Records to process:
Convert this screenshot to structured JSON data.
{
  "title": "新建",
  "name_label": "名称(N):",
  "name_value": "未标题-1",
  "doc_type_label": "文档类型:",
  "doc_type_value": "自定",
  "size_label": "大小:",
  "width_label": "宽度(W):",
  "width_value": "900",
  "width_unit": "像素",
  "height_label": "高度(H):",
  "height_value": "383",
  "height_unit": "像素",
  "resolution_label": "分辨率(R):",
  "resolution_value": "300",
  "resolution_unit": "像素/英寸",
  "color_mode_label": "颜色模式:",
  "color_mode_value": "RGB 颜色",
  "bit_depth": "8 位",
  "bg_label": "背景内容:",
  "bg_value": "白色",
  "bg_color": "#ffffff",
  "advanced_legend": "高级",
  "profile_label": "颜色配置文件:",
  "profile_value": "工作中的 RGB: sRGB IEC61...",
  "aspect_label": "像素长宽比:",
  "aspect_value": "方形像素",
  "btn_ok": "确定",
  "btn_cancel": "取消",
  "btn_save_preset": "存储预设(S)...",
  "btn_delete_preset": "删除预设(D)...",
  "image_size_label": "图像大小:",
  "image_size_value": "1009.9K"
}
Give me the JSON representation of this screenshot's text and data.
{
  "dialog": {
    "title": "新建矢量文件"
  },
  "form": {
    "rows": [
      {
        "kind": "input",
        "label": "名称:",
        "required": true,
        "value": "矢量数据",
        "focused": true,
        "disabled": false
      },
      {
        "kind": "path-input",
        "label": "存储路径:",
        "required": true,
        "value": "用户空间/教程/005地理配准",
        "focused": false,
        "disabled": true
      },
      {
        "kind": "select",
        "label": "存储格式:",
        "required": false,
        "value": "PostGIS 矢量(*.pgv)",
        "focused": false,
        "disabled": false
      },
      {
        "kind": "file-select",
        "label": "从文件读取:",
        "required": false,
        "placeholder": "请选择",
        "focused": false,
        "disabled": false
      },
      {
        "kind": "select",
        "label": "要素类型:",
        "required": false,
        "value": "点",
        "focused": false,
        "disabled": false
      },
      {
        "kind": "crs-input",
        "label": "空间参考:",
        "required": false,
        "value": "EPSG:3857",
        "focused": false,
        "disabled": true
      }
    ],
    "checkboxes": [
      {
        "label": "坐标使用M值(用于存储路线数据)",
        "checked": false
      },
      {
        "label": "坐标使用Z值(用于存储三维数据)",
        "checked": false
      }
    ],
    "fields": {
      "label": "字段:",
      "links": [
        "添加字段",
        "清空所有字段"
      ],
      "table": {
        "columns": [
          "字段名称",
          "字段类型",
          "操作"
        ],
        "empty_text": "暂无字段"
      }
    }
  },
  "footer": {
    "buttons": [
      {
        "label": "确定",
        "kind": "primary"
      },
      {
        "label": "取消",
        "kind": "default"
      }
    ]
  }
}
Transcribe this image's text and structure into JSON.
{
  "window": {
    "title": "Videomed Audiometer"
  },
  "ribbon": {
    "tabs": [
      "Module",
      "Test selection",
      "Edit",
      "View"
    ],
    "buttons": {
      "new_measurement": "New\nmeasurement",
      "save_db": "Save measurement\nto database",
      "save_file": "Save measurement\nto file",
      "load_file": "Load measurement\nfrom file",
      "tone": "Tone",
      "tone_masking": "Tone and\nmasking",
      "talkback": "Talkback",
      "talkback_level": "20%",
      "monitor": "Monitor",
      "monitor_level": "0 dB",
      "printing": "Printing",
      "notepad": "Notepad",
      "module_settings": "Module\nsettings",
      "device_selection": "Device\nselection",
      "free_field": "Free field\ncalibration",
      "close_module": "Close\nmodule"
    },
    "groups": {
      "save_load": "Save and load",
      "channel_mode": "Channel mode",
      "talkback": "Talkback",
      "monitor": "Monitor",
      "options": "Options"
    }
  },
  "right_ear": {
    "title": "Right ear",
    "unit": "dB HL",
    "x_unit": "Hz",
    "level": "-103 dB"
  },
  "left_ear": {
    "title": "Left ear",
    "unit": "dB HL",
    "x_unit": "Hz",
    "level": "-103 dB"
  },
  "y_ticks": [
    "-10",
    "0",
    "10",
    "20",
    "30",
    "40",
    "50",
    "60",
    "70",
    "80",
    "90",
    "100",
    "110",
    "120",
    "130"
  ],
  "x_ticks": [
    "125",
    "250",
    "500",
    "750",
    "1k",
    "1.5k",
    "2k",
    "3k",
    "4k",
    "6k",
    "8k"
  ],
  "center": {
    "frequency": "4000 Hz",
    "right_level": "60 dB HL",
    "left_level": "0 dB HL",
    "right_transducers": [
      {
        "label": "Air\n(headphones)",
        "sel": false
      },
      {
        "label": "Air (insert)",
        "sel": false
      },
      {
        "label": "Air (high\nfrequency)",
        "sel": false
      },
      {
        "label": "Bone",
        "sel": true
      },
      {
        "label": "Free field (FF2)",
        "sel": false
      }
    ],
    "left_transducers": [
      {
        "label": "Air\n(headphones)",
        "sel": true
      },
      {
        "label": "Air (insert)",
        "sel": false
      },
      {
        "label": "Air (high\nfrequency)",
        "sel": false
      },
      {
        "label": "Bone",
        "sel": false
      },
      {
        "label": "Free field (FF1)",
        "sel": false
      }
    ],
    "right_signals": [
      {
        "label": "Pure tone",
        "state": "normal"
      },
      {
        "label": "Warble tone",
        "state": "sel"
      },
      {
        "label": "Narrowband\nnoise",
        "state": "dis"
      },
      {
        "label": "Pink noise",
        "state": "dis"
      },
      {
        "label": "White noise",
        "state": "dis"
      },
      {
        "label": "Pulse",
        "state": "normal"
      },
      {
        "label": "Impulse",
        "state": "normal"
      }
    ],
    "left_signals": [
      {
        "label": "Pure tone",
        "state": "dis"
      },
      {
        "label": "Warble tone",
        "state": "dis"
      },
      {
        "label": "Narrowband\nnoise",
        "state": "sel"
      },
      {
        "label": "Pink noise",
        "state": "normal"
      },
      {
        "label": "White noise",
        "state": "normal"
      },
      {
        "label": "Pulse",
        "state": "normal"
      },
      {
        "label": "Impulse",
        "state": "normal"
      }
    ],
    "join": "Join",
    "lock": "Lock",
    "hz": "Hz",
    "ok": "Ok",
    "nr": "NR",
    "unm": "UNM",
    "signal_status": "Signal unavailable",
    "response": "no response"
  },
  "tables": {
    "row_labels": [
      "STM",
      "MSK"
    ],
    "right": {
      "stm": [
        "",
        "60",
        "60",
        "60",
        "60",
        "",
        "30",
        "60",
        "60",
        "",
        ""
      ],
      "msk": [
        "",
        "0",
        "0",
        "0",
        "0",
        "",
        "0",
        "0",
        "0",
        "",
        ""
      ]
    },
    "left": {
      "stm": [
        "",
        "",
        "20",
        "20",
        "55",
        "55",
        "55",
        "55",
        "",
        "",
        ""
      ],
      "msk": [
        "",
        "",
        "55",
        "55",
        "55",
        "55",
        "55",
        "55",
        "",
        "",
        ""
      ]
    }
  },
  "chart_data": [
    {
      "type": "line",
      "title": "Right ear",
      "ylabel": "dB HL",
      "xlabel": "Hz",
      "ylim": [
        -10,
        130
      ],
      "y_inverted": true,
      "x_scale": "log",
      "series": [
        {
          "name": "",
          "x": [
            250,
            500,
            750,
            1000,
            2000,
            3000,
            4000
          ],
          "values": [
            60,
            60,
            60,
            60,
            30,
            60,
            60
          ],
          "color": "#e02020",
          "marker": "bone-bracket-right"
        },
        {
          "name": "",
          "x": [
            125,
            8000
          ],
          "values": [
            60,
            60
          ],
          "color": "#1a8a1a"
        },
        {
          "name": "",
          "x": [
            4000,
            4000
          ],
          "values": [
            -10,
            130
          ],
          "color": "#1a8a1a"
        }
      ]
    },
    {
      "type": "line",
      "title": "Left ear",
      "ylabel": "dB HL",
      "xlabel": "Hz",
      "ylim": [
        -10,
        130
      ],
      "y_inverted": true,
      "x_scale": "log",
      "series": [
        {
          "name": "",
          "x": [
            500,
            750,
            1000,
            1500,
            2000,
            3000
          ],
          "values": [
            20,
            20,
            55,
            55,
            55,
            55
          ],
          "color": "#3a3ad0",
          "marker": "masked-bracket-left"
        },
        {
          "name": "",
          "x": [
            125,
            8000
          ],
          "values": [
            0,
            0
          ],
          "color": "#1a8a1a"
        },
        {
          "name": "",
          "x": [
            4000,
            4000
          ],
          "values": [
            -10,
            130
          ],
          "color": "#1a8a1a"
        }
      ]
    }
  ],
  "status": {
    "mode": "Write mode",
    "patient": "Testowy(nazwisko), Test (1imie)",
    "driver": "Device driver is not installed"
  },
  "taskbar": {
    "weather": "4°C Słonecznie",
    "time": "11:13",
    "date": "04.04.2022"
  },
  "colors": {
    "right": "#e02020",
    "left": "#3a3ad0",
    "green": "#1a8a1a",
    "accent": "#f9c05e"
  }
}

What to do: Copy out every line from the material above in which the word "Test" appears.

Solution to this task:
      "Test selection",
    "patient": "Testowy(nazwisko), Test (1imie)",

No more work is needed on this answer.